## GIVEN REQUEST
Write out every line of the entries below without changing a word, and leave out the pictures.

(Spatial annotation records)
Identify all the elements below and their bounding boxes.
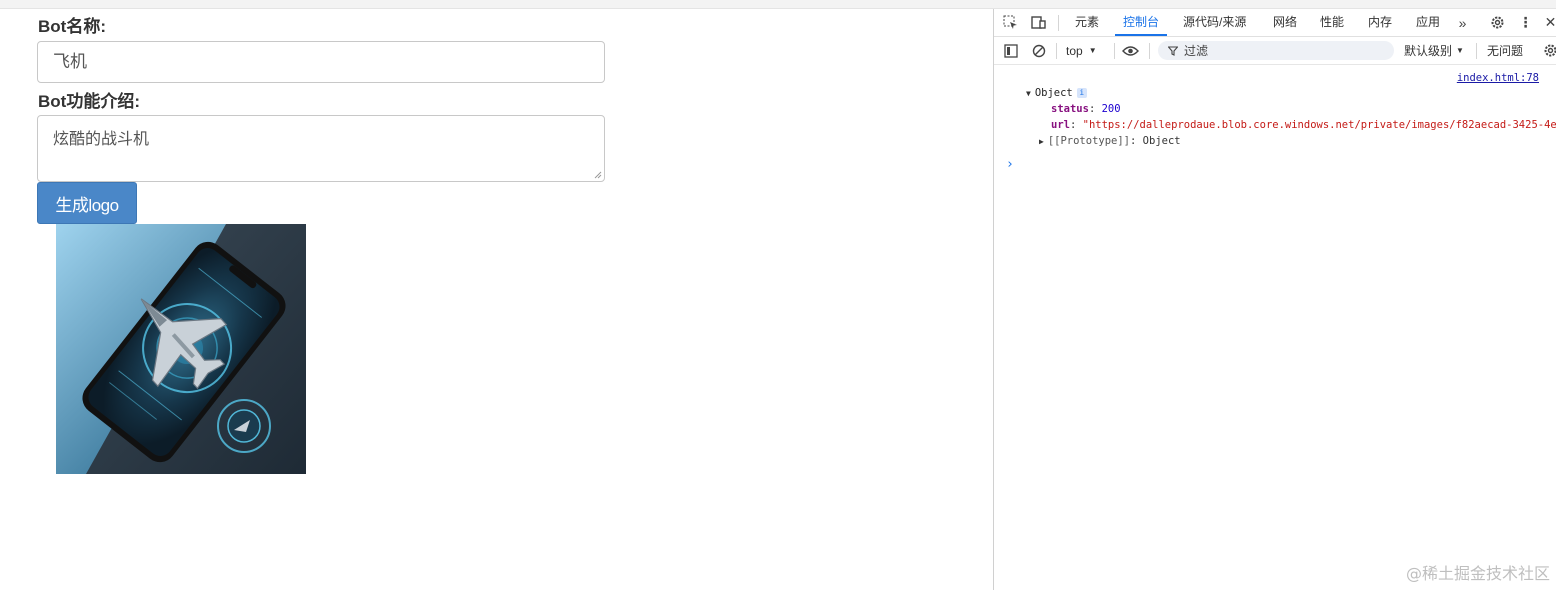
bot-description-label: Bot功能介绍: (38, 92, 140, 111)
toolbar-separator (1056, 43, 1057, 59)
console-settings-gear-icon[interactable] (1542, 42, 1556, 59)
dropdown-arrow-icon: ▼ (1088, 46, 1097, 55)
info-icon[interactable]: i (1076, 88, 1087, 98)
object-property-url: url: "https://dalleprodaue.blob.core.win… (1051, 119, 1556, 131)
page-content: Bot名称: 飞机 Bot功能介绍: 炫酷的战斗机 生成logo (0, 9, 993, 590)
inspect-element-icon[interactable] (1002, 14, 1019, 31)
live-expression-eye-icon[interactable] (1122, 42, 1139, 59)
property-value: Object (1142, 135, 1181, 147)
tab-sources[interactable]: 源代码/来源 (1183, 9, 1246, 36)
tab-console[interactable]: 控制台 (1114, 9, 1168, 36)
colon: : (1130, 135, 1143, 147)
devtools-panel: 元素 控制台 源代码/来源 网络 性能 内存 应用 » ⋮ ✕ top ▼ 过滤… (993, 9, 1556, 590)
tab-application[interactable]: 应用 (1416, 9, 1440, 36)
bot-name-input[interactable]: 飞机 (37, 41, 605, 83)
generate-logo-button[interactable]: 生成logo (37, 182, 137, 224)
dropdown-arrow-icon: ▼ (1456, 46, 1464, 55)
tab-performance[interactable]: 性能 (1320, 9, 1344, 36)
property-key: [[Prototype]] (1047, 135, 1131, 147)
more-tabs-icon[interactable]: » (1454, 14, 1471, 31)
resize-grip-icon[interactable] (594, 171, 602, 179)
phone-jet-illustration (56, 224, 306, 474)
tab-elements[interactable]: 元素 (1075, 9, 1099, 36)
filter-funnel-icon (1168, 45, 1178, 56)
close-devtools-icon[interactable]: ✕ (1542, 14, 1556, 31)
console-prompt-chevron-icon[interactable]: › (1006, 157, 1014, 172)
log-levels-value: 默认级别 (1404, 44, 1453, 58)
devtools-tab-bar: 元素 控制台 源代码/来源 网络 性能 内存 应用 » ⋮ ✕ (994, 9, 1556, 37)
log-levels-dropdown[interactable]: 默认级别 ▼ (1404, 42, 1464, 59)
toolbar-separator (1149, 43, 1150, 59)
property-key: status (1051, 103, 1089, 115)
object-label: Object (1034, 87, 1073, 99)
kebab-menu-icon[interactable]: ⋮ (1517, 14, 1534, 31)
context-selector[interactable]: top ▼ (1066, 42, 1097, 59)
context-selector-value: top (1066, 43, 1083, 58)
filter-placeholder: 过滤 (1184, 44, 1209, 58)
console-filter-input[interactable]: 过滤 (1158, 41, 1394, 60)
clear-console-icon[interactable] (1030, 42, 1047, 59)
property-value: "https://dalleprodaue.blob.core.windows.… (1082, 119, 1556, 131)
object-property-status: status: 200 (1051, 103, 1121, 115)
device-toolbar-icon[interactable] (1030, 14, 1047, 31)
bot-description-textarea[interactable]: 炫酷的战斗机 (37, 115, 605, 182)
log-object-row[interactable]: ▼ Object i (1026, 87, 1087, 99)
bot-name-label: Bot名称: (38, 17, 106, 36)
issues-counter[interactable]: 无问题 (1487, 42, 1523, 59)
colon: : (1069, 119, 1083, 131)
bot-description-text: 炫酷的战斗机 (53, 129, 150, 148)
tab-memory[interactable]: 内存 (1368, 9, 1392, 36)
property-key: url (1051, 119, 1070, 131)
sidebar-toggle-icon[interactable] (1002, 42, 1019, 59)
console-toolbar: top ▼ 过滤 默认级别 ▼ 无问题 (994, 37, 1556, 65)
property-value: 200 (1101, 103, 1121, 115)
object-property-prototype[interactable]: ▶ [[Prototype]]: Object (1039, 135, 1181, 147)
toolbar-separator (1476, 43, 1477, 59)
collapse-triangle-icon[interactable]: ▶ (1039, 137, 1044, 146)
tab-separator (1058, 15, 1059, 31)
colon: : (1088, 103, 1102, 115)
toolbar-separator (1114, 43, 1115, 59)
tab-network[interactable]: 网络 (1273, 9, 1297, 36)
generated-logo-image (56, 224, 306, 474)
source-location-link[interactable]: index.html:78 (1457, 72, 1539, 84)
watermark: @稀土掘金技术社区 (1405, 564, 1550, 583)
browser-top-strip (0, 0, 1556, 9)
expand-triangle-icon[interactable]: ▼ (1026, 89, 1031, 98)
settings-gear-icon[interactable] (1489, 14, 1506, 31)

## ANSWER TO THIS EXERCISE
Identify all the elements below and their bounding boxes.
bot-description-label: Bot功能介绍: (38, 92, 140, 111)
toolbar-separator (1056, 43, 1057, 59)
console-settings-gear-icon[interactable] (1542, 42, 1556, 59)
dropdown-arrow-icon: ▼ (1088, 46, 1097, 55)
info-icon[interactable]: i (1076, 88, 1087, 98)
object-property-url: url: "https://dalleprodaue.blob.core.win… (1051, 119, 1556, 131)
page-content: Bot名称: 飞机 Bot功能介绍: 炫酷的战斗机 生成logo (0, 9, 993, 590)
inspect-element-icon[interactable] (1002, 14, 1019, 31)
live-expression-eye-icon[interactable] (1122, 42, 1139, 59)
property-value: Object (1142, 135, 1181, 147)
tab-sources[interactable]: 源代码/来源 (1183, 9, 1246, 36)
tab-console[interactable]: 控制台 (1114, 9, 1168, 36)
colon: : (1130, 135, 1143, 147)
devtools-panel: 元素 控制台 源代码/来源 网络 性能 内存 应用 » ⋮ ✕ top ▼ 过滤… (993, 9, 1556, 590)
tab-application[interactable]: 应用 (1416, 9, 1440, 36)
bot-name-input[interactable]: 飞机 (37, 41, 605, 83)
generate-logo-button[interactable]: 生成logo (37, 182, 137, 224)
dropdown-arrow-icon: ▼ (1456, 46, 1464, 55)
tab-performance[interactable]: 性能 (1320, 9, 1344, 36)
property-key: [[Prototype]] (1047, 135, 1131, 147)
more-tabs-icon[interactable]: » (1454, 14, 1471, 31)
resize-grip-icon[interactable] (594, 171, 602, 179)
phone-jet-illustration (56, 224, 306, 474)
tab-elements[interactable]: 元素 (1075, 9, 1099, 36)
filter-funnel-icon (1168, 45, 1178, 56)
close-devtools-icon[interactable]: ✕ (1542, 14, 1556, 31)
console-prompt-chevron-icon[interactable]: › (1006, 157, 1014, 172)
log-levels-value: 默认级别 (1404, 44, 1453, 58)
devtools-tab-bar: 元素 控制台 源代码/来源 网络 性能 内存 应用 » ⋮ ✕ (994, 9, 1556, 37)
log-levels-dropdown[interactable]: 默认级别 ▼ (1404, 42, 1464, 59)
toolbar-separator (1149, 43, 1150, 59)
property-key: status (1051, 103, 1089, 115)
object-label: Object (1034, 87, 1073, 99)
kebab-menu-icon[interactable]: ⋮ (1517, 14, 1534, 31)
context-selector[interactable]: top ▼ (1066, 42, 1097, 59)
context-selector-value: top (1066, 43, 1083, 58)
filter-placeholder: 过滤 (1184, 44, 1209, 58)
console-filter-input[interactable]: 过滤 (1158, 41, 1394, 60)
clear-console-icon[interactable] (1030, 42, 1047, 59)
property-value: "https://dalleprodaue.blob.core.windows.… (1082, 119, 1556, 131)
object-property-status: status: 200 (1051, 103, 1121, 115)
device-toolbar-icon[interactable] (1030, 14, 1047, 31)
bot-description-textarea[interactable]: 炫酷的战斗机 (37, 115, 605, 182)
log-object-row[interactable]: ▼ Object i (1026, 87, 1087, 99)
bot-name-label: Bot名称: (38, 17, 106, 36)
issues-counter[interactable]: 无问题 (1487, 42, 1523, 59)
colon: : (1069, 119, 1083, 131)
bot-description-text: 炫酷的战斗机 (53, 129, 150, 148)
tab-memory[interactable]: 内存 (1368, 9, 1392, 36)
property-key: url (1051, 119, 1070, 131)
sidebar-toggle-icon[interactable] (1002, 42, 1019, 59)
console-toolbar: top ▼ 过滤 默认级别 ▼ 无问题 (994, 37, 1556, 65)
property-value: 200 (1101, 103, 1121, 115)
object-property-prototype[interactable]: ▶ [[Prototype]]: Object (1039, 135, 1181, 147)
toolbar-separator (1476, 43, 1477, 59)
collapse-triangle-icon[interactable]: ▶ (1039, 137, 1044, 146)
tab-separator (1058, 15, 1059, 31)
colon: : (1088, 103, 1102, 115)
toolbar-separator (1114, 43, 1115, 59)
tab-network[interactable]: 网络 (1273, 9, 1297, 36)
generated-logo-image (56, 224, 306, 474)
source-location-link[interactable]: index.html:78 (1457, 72, 1539, 84)
watermark: @稀土掘金技术社区 (1405, 564, 1550, 583)
browser-top-strip (0, 0, 1556, 9)
expand-triangle-icon[interactable]: ▼ (1026, 89, 1031, 98)
settings-gear-icon[interactable] (1489, 14, 1506, 31)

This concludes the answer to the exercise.